------ Data
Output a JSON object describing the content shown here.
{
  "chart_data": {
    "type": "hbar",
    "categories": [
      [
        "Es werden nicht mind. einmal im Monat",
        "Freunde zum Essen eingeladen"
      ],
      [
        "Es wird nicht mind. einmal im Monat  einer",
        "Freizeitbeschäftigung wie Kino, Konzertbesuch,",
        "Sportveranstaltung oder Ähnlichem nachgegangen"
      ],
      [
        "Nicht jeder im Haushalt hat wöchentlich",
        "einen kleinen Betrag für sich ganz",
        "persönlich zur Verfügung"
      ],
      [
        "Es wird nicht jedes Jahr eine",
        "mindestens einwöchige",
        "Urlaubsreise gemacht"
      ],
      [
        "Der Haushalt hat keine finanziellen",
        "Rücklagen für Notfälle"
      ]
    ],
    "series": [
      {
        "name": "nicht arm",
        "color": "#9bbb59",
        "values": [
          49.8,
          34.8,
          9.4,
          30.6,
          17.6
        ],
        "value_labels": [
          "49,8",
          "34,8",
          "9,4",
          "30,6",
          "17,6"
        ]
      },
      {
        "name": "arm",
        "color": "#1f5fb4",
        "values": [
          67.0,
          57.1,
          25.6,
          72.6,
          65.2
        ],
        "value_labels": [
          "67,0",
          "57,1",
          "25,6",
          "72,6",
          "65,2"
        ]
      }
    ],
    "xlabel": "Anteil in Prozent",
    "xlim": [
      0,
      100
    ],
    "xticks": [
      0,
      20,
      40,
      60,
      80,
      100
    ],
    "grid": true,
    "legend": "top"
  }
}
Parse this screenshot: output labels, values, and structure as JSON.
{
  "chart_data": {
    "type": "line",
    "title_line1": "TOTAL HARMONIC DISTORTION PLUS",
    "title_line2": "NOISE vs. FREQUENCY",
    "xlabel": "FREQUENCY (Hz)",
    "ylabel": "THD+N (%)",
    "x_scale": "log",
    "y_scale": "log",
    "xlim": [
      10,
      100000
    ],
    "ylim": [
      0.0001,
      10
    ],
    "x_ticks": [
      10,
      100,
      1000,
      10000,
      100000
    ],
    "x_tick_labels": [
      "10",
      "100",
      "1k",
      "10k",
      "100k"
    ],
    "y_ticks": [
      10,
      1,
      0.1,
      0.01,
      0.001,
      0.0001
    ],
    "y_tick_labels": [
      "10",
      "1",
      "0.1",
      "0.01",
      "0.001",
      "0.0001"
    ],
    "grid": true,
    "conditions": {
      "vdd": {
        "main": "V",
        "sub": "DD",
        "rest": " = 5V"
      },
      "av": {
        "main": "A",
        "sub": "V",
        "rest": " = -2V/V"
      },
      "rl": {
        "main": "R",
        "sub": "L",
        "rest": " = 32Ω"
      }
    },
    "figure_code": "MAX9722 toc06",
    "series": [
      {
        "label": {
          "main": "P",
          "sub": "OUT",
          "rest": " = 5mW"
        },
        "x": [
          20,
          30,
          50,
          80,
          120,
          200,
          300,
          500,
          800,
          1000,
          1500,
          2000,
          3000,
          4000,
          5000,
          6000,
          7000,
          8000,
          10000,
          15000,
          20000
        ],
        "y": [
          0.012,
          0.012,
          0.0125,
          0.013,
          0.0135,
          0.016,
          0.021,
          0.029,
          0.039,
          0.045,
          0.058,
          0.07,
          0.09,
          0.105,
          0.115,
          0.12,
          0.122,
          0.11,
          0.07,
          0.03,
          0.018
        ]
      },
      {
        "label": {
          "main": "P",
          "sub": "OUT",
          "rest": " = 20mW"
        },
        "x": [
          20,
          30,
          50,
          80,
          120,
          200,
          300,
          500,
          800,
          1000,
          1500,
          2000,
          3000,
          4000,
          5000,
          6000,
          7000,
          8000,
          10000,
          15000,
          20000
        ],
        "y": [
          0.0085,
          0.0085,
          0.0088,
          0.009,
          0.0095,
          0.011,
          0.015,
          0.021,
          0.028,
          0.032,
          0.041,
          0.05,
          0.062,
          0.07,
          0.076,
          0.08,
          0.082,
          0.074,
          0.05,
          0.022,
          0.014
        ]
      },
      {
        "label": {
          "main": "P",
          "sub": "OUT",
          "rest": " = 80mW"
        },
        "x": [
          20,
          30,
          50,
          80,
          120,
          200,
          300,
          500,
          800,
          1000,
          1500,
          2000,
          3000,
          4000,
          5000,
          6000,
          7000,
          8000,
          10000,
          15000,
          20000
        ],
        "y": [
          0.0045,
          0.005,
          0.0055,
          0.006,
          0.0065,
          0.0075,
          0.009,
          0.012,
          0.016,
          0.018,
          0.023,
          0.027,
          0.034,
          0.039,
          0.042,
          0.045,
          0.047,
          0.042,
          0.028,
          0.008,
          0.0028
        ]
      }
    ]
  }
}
------------
→ **Instructions to follow**:
The records above are to be copied in full, exactly as written.

→ **Exercise solution**:
Output a JSON object describing the content shown here.
{
  "chart_data": {
    "type": "hbar",
    "categories": [
      [
        "Es werden nicht mind. einmal im Monat",
        "Freunde zum Essen eingeladen"
      ],
      [
        "Es wird nicht mind. einmal im Monat  einer",
        "Freizeitbeschäftigung wie Kino, Konzertbesuch,",
        "Sportveranstaltung oder Ähnlichem nachgegangen"
      ],
      [
        "Nicht jeder im Haushalt hat wöchentlich",
        "einen kleinen Betrag für sich ganz",
        "persönlich zur Verfügung"
      ],
      [
        "Es wird nicht jedes Jahr eine",
        "mindestens einwöchige",
        "Urlaubsreise gemacht"
      ],
      [
        "Der Haushalt hat keine finanziellen",
        "Rücklagen für Notfälle"
      ]
    ],
    "series": [
      {
        "name": "nicht arm",
        "color": "#9bbb59",
        "values": [
          49.8,
          34.8,
          9.4,
          30.6,
          17.6
        ],
        "value_labels": [
          "49,8",
          "34,8",
          "9,4",
          "30,6",
          "17,6"
        ]
      },
      {
        "name": "arm",
        "color": "#1f5fb4",
        "values": [
          67.0,
          57.1,
          25.6,
          72.6,
          65.2
        ],
        "value_labels": [
          "67,0",
          "57,1",
          "25,6",
          "72,6",
          "65,2"
        ]
      }
    ],
    "xlabel": "Anteil in Prozent",
    "xlim": [
      0,
      100
    ],
    "xticks": [
      0,
      20,
      40,
      60,
      80,
      100
    ],
    "grid": true,
    "legend": "top"
  }
}
Parse this screenshot: output labels, values, and structure as JSON.
{
  "chart_data": {
    "type": "line",
    "title_line1": "TOTAL HARMONIC DISTORTION PLUS",
    "title_line2": "NOISE vs. FREQUENCY",
    "xlabel": "FREQUENCY (Hz)",
    "ylabel": "THD+N (%)",
    "x_scale": "log",
    "y_scale": "log",
    "xlim": [
      10,
      100000
    ],
    "ylim": [
      0.0001,
      10
    ],
    "x_ticks": [
      10,
      100,
      1000,
      10000,
      100000
    ],
    "x_tick_labels": [
      "10",
      "100",
      "1k",
      "10k",
      "100k"
    ],
    "y_ticks": [
      10,
      1,
      0.1,
      0.01,
      0.001,
      0.0001
    ],
    "y_tick_labels": [
      "10",
      "1",
      "0.1",
      "0.01",
      "0.001",
      "0.0001"
    ],
    "grid": true,
    "conditions": {
      "vdd": {
        "main": "V",
        "sub": "DD",
        "rest": " = 5V"
      },
      "av": {
        "main": "A",
        "sub": "V",
        "rest": " = -2V/V"
      },
      "rl": {
        "main": "R",
        "sub": "L",
        "rest": " = 32Ω"
      }
    },
    "figure_code": "MAX9722 toc06",
    "series": [
      {
        "label": {
          "main": "P",
          "sub": "OUT",
          "rest": " = 5mW"
        },
        "x": [
          20,
          30,
          50,
          80,
          120,
          200,
          300,
          500,
          800,
          1000,
          1500,
          2000,
          3000,
          4000,
          5000,
          6000,
          7000,
          8000,
          10000,
          15000,
          20000
        ],
        "y": [
          0.012,
          0.012,
          0.0125,
          0.013,
          0.0135,
          0.016,
          0.021,
          0.029,
          0.039,
          0.045,
          0.058,
          0.07,
          0.09,
          0.105,
          0.115,
          0.12,
          0.122,
          0.11,
          0.07,
          0.03,
          0.018
        ]
      },
      {
        "label": {
          "main": "P",
          "sub": "OUT",
          "rest": " = 20mW"
        },
        "x": [
          20,
          30,
          50,
          80,
          120,
          200,
          300,
          500,
          800,
          1000,
          1500,
          2000,
          3000,
          4000,
          5000,
          6000,
          7000,
          8000,
          10000,
          15000,
          20000
        ],
        "y": [
          0.0085,
          0.0085,
          0.0088,
          0.009,
          0.0095,
          0.011,
          0.015,
          0.021,
          0.028,
          0.032,
          0.041,
          0.05,
          0.062,
          0.07,
          0.076,
          0.08,
          0.082,
          0.074,
          0.05,
          0.022,
          0.014
        ]
      },
      {
        "label": {
          "main": "P",
          "sub": "OUT",
          "rest": " = 80mW"
        },
        "x": [
          20,
          30,
          50,
          80,
          120,
          200,
          300,
          500,
          800,
          1000,
          1500,
          2000,
          3000,
          4000,
          5000,
          6000,
          7000,
          8000,
          10000,
          15000,
          20000
        ],
        "y": [
          0.0045,
          0.005,
          0.0055,
          0.006,
          0.0065,
          0.0075,
          0.009,
          0.012,
          0.016,
          0.018,
          0.023,
          0.027,
          0.034,
          0.039,
          0.042,
          0.045,
          0.047,
          0.042,
          0.028,
          0.008,
          0.0028
        ]
      }
    ]
  }
}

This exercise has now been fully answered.